# Document extract:
SDSU Extension Health Education & Food Safety Field Specialist

Exercising can be a little intimidating especially if you’re not quite sure where to start. In this exercise training guide, stretching, cardiovascular training, resistance training, and neuromotor training will be covered so that you can begin exercising with confidence!

Stretching

There are two main types of stretching; dynamic and static. Dynamic stretching is moving the joint and muscles through a full range of motion (ex: skipping or high knee marches). Static stretching is when the muscle is held in an elongated position (ex: calf stretch, touching your toes). For maximum benefit, hold each position 30-60 seconds.

  • Dynamic- Try dynamic stretching for 10 minutes before your workout to prime and warm up your muscles.
  • Static- Stretch after your workout for 15-20 minutes and drink plenty of water.
    • Flexibility work should be done at least 2-3 days per week to maintain or increase range of motion.

Cardiovascular Training

The American College of Sports Medicine (ACSM) recommends that adults get at least 150 minutes of moderate intensity, 75 minutes of vigorous intensity physical activity per week, or a combination thereof.

  • A continuous longer session or shorter sessions of at least 10 minutes are both acceptable.
  • Gradual progression of exercise time, frequency, and intensity is recommended for best adherence and least injury risk.
  • To determine what intensity you are working at, monitor your heart rate. Calculate Age Estimated Max Heart Rate = 220 – age (example, 40-year-old: 220-40 = 180 max heart rate)
    • Moderate intensity = 40-60% max heart rate (example, 40-year-old: 72-108 beats per minute)
    • Vigorous intensity = 70-85% max heart rate (example, 40-year-old: 126-153 beats per minute)

Resistance Training

ACSM recommends that adults train each major muscle group two or three days each week with a variety of exercises and equipment.

  • 2-4 sets of each exercise will help improve strength and muscle tone
  • 8-12 repetition to improve strength and power, 10-15 repetitions improves strength in middle-aged and older individuals just starting to exercise, and 15-20 repetitions to improve muscular endurance
  • Adults should wait at least 48 hours in-between weight lifting sessions

Neuromotor

(Sometimes called “functional fitness training”) is recommended for two or three days per week.

  • Exercises should involve motor skills (balance, agility, coordination and gait), proprioceptive exercise training and multifaceted activities (tai ji and yoga) to improve physical function.
  • 20-30 minutes per day is appropriate for neuromotor exercise.

In closing, if you are just starting your exercise routine, always consult your doctor before beginning a new exercise regime and always workout at an intensity that you feel comfortable with, pushing yourself too hard can lead to injury or decreased exercise adherence.

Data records
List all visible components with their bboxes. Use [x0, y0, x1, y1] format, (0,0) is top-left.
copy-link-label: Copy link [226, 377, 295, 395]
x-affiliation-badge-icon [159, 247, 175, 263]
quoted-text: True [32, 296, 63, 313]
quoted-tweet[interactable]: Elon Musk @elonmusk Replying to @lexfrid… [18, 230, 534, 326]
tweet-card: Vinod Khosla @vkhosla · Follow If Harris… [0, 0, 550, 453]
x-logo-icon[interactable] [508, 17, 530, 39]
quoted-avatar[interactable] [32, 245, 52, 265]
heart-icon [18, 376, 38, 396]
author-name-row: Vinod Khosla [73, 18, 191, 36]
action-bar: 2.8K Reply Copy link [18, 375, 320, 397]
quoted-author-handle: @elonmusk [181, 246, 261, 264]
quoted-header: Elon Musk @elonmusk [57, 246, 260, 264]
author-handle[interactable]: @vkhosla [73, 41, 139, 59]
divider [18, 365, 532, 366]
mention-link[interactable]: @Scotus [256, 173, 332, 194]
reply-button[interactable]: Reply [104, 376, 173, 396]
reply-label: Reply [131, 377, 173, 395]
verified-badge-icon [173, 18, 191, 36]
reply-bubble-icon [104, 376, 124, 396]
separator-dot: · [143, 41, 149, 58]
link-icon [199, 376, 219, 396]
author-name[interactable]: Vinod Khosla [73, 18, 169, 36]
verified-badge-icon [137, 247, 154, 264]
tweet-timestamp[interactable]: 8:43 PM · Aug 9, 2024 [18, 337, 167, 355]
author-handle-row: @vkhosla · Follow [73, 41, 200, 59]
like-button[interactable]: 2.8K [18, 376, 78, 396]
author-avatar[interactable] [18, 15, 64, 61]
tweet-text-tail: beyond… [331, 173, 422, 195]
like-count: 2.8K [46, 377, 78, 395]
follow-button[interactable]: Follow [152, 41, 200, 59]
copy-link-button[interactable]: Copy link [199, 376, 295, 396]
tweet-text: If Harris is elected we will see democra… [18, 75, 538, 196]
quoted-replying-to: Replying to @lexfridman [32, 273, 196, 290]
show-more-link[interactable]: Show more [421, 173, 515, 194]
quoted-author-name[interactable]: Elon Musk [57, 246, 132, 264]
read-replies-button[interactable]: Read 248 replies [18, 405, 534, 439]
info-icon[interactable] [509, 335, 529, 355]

# Description of the task:
Return the passage of the exercise training guide that starts at the words "SDSU Extension Health" and ends after the words "exercising with confidence!". You don't need the listing for this.

# Solution below:
SDSU Extension Health Education & Food Safety Field Specialist

Exercising can be a little intimidating especially if you’re not quite sure where to start. In this exercise training guide, stretching, cardiovascular training, resistance training, and neuromotor training will be covered so that you can begin exercising with confidence!